▶ PAGE EXCERPT:
────────────────

In [1]:
import pandas as pd
import requests
import json
import numpy as np
import time

In [2]:
# Creating list for years the NHL had a season since 2000 
years = [2000 + x for x in range(0, 23)]
years.remove(2004) # The NHL was in lockout and this season was not played

In [3]:
# Pulling data about the regular season from 2000-2023.
df = []
for year in years:
    for game in range(1, 1313):
        year = year
        game = f"{game:04d}"

        url = f'https://statsapi.web.nhl.com/api/v1/game/{year}02{game}/feed/live'

        # Sometimes the connection will timeout. This is to avoid breaking the loop.
        for i in range(1, 11):
            try:
                response = requests.get(url)
                break
            except:
                print('Wating for game ' + str(game) + ' of season ' + str(year) + '.')
                time.sleep(10)

        # There are different number of games played over the seasons. The if statment allows me to break the loop when the max
        # number of games have been played for that season.

────────────────

▶ ENTRIES PROVIDED:
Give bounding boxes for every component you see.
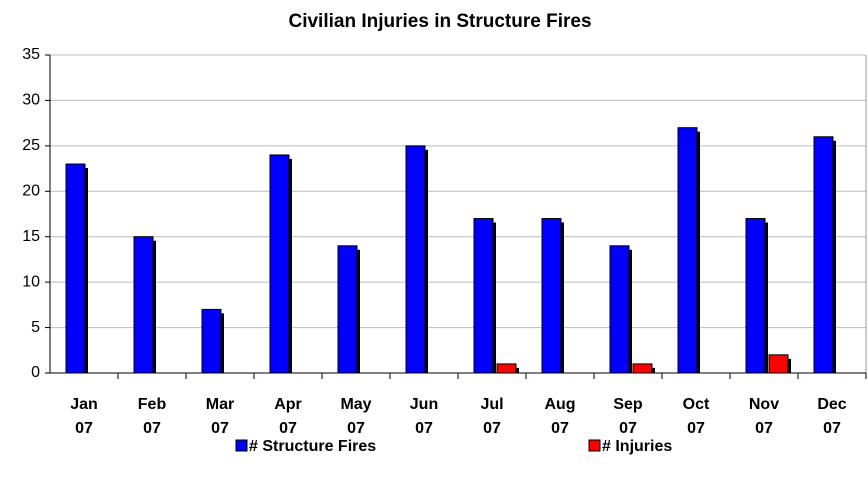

────────────────

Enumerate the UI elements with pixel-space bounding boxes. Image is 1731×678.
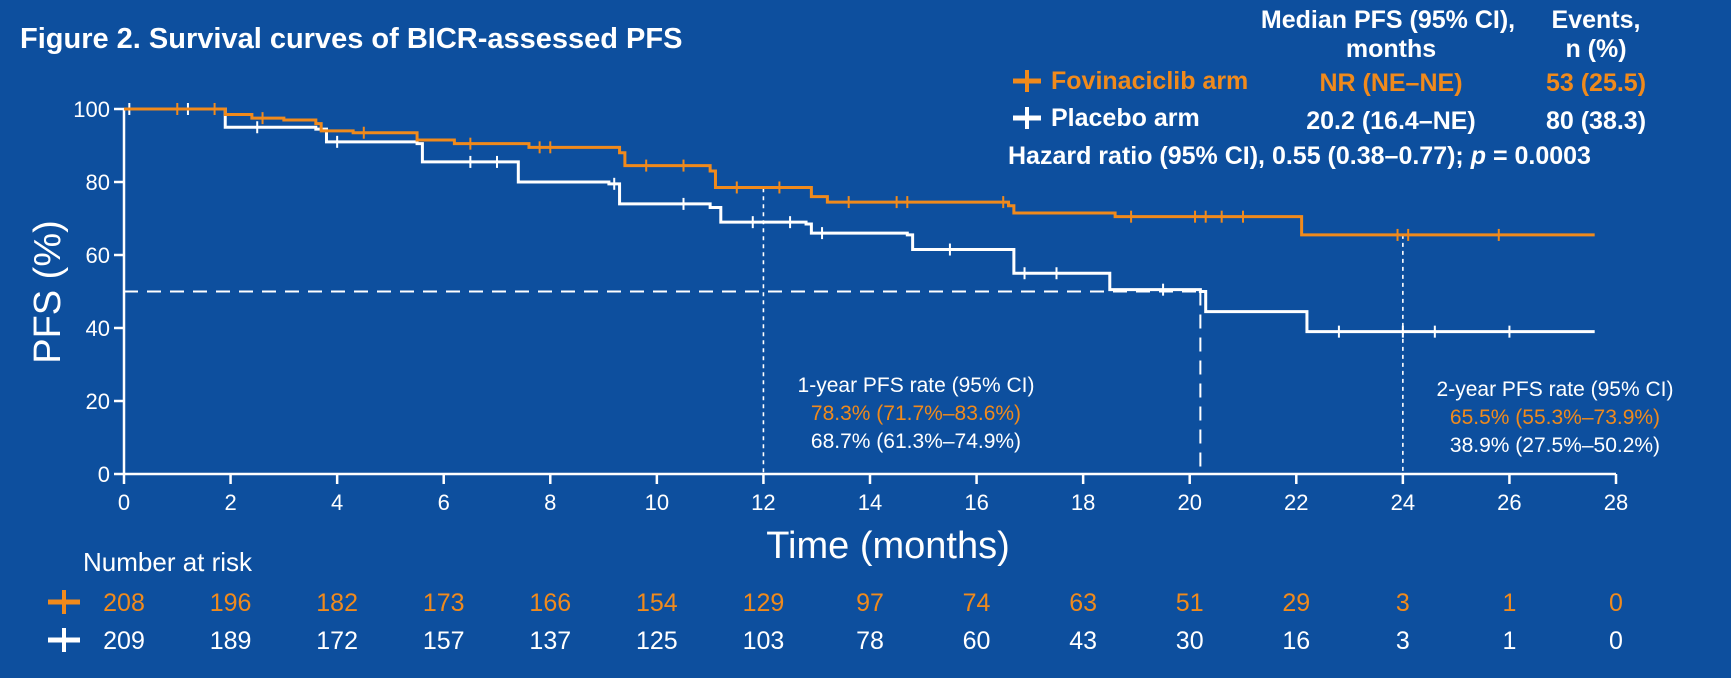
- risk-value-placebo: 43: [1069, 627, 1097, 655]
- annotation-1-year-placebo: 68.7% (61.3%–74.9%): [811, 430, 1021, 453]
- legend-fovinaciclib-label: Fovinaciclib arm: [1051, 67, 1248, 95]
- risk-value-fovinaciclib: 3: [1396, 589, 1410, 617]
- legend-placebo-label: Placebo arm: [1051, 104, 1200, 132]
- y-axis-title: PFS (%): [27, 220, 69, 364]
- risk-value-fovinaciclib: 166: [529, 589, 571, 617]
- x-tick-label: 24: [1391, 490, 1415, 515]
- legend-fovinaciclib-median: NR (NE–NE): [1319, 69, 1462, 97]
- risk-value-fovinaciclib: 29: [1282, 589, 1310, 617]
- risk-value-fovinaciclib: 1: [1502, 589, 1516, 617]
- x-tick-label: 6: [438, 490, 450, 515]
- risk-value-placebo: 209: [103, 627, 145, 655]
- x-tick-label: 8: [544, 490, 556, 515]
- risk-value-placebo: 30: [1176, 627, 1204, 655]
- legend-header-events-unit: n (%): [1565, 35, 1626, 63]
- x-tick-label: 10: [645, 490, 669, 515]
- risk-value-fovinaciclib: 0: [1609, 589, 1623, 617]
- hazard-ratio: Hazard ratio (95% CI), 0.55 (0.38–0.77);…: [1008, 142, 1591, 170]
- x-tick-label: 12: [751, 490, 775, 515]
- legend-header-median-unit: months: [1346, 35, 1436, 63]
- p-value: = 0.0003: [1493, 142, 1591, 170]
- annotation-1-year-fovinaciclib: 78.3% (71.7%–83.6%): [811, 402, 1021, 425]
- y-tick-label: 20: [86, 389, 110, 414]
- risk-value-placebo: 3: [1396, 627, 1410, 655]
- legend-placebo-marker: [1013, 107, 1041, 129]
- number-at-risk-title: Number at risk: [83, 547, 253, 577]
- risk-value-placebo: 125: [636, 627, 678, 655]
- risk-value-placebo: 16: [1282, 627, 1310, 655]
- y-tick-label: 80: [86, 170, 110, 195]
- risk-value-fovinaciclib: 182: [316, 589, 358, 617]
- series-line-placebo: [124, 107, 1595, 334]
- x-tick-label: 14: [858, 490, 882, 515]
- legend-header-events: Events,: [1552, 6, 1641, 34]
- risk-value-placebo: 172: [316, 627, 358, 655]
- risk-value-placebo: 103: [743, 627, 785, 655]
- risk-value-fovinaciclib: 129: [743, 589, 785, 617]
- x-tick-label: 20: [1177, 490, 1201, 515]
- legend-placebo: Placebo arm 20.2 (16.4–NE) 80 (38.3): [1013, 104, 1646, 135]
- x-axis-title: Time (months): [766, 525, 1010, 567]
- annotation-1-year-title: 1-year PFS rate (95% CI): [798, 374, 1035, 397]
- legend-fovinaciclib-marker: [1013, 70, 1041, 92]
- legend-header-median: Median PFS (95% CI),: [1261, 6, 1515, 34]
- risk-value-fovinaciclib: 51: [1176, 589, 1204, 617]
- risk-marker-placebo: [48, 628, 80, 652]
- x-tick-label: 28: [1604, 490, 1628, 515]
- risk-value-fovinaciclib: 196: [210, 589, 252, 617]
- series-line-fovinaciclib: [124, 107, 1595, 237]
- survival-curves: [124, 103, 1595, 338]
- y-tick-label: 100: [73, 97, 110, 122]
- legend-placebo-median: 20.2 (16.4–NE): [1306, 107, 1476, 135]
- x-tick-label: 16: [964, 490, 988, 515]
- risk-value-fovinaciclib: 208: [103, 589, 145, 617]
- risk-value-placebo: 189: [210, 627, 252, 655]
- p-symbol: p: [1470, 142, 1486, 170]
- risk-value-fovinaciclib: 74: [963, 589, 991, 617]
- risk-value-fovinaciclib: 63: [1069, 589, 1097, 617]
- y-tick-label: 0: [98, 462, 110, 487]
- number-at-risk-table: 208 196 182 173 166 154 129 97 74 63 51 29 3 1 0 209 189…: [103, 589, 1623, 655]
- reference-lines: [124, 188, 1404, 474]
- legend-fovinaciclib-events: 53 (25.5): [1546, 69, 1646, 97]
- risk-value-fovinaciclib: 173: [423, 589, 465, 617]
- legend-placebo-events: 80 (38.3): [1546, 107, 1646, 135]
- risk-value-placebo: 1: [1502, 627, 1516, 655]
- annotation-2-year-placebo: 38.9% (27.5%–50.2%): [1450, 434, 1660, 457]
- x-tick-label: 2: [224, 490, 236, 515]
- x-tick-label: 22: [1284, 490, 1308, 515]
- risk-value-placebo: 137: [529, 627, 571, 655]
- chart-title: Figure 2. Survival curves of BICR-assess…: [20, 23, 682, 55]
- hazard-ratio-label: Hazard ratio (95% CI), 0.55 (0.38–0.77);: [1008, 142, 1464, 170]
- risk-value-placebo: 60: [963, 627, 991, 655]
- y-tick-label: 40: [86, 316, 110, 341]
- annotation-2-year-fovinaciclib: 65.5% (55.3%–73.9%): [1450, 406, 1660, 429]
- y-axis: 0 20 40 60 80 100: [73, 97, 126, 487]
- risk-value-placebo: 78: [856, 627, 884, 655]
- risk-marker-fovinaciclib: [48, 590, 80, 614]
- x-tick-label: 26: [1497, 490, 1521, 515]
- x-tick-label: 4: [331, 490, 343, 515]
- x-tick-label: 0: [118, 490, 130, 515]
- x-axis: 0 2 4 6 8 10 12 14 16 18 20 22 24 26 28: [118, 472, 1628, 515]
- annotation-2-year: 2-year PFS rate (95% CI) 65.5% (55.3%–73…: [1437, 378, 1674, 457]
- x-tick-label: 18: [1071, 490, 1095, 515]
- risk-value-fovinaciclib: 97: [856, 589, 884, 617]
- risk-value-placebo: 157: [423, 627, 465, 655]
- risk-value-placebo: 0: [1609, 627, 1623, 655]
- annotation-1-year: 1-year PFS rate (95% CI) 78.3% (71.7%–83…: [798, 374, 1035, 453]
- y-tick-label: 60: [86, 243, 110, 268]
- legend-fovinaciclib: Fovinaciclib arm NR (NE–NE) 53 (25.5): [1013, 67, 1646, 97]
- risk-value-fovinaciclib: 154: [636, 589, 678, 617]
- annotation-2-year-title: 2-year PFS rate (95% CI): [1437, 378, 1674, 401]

────────────────

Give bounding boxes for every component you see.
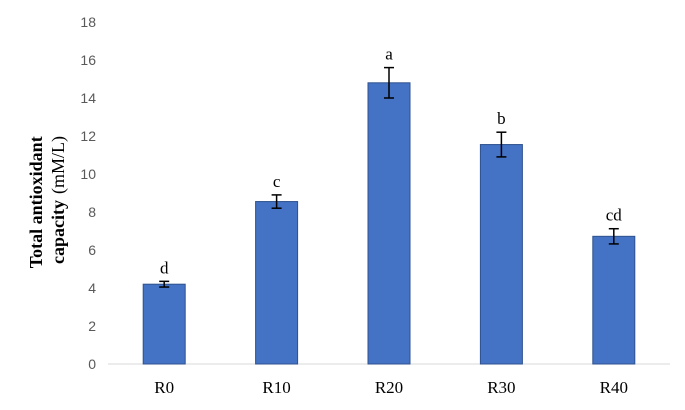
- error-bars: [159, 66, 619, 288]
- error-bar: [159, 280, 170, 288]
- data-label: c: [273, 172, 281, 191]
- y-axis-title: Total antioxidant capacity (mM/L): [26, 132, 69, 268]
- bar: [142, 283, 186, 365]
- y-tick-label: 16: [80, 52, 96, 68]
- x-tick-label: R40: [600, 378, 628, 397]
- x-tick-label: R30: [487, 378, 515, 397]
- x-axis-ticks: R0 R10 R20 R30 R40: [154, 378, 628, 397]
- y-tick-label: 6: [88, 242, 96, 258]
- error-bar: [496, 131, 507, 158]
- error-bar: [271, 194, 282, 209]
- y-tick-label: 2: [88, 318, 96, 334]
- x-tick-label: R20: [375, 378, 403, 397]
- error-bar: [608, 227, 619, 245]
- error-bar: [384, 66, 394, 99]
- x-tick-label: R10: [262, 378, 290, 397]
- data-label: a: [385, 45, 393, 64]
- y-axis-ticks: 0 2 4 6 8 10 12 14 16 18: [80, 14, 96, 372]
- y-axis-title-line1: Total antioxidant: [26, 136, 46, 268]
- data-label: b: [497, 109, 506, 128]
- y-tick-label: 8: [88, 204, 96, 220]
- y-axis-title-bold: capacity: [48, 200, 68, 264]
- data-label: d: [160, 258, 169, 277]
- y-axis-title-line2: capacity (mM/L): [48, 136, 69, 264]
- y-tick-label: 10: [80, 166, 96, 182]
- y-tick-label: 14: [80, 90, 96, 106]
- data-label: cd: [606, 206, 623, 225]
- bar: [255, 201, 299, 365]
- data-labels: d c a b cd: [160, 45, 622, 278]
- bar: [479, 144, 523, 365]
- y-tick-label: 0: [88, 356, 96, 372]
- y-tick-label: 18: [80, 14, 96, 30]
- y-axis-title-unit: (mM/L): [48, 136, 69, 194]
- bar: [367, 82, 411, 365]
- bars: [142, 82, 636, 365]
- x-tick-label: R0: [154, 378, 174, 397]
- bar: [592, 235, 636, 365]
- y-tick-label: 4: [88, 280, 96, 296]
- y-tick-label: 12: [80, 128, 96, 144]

────────────────

▶ GOAL 1:
From the NHL game-data code, transcribe word for word the part that begins with the words containing "# Sometimes the" and ends with "str(year) + '.')".
▶ GOAL 2:
Continue the NHL game-data code from its final line onward.
The records are unrelated to the NHL game-data code and stand on their own.

▶ TASK OUTPUT 1:
# Sometimes the connection will timeout. This is to avoid breaking the loop.
        for i in range(1, 11):
            try:
                response = requests.get(url)
                break
            except:
                print('Wating for game ' + str(game) + ' of season ' + str(year) + '.')

▶ TASK OUTPUT 2:
        if response.status_code == 200:

            linescore = response.json()['liveData']['linescore']
            home_team = linescore['teams']['home']
            away_team = linescore['teams']['away']

            # Appending information about the game and stats about the home and away teams to an empty list.    
            df.append({
                'gameID' : f'{year}02{game}',
                'season' : year,
                'date' : response.json()['gameData']['datetime']['dateTime'][0:10],
                'current_period' : linescore['currentPeriod'],

                'home' : home_team['team']['name'],
                'away' : away_team['team']['name'],

                'home_goals' : home_team['goals'],
                'away_goals' : away_team['goals'],

                'home_shots' : home_team['shotsOnGoal'],
                'away_shots' : away_team['shotsOnGoal']
                })
        else:
            break

# Removing games that were not played and converting the list of dictionaries to a DataFrame.
regular_season = pd.DataFrame(df).loc[pd.DataFrame(df)['current_period'] != 0] 

Wating for game 0659 of season 2005.
Wating for game 0843 of season 2018.
Wating for game 0843 of season 2018.


In [4]:
# Pulling data about the playoffs from 2000-2023
df = []
for year in years:
    for game in range(1, 425):
        year = year
        game = f"{game:04d}"

        url = f'https://statsapi.web.nhl.com/api/v1/game/{year}03{game}/feed/live'

        # Sometimes the connection will timeout. This is to avoid breaking the loop.
        for i in range(1, 11):
            try:
                response = requests.get(url)
                break
            except:
                print('Wating for game ' + str(game) + ' of season ' + str(year) + '.')
                time.sleep(10)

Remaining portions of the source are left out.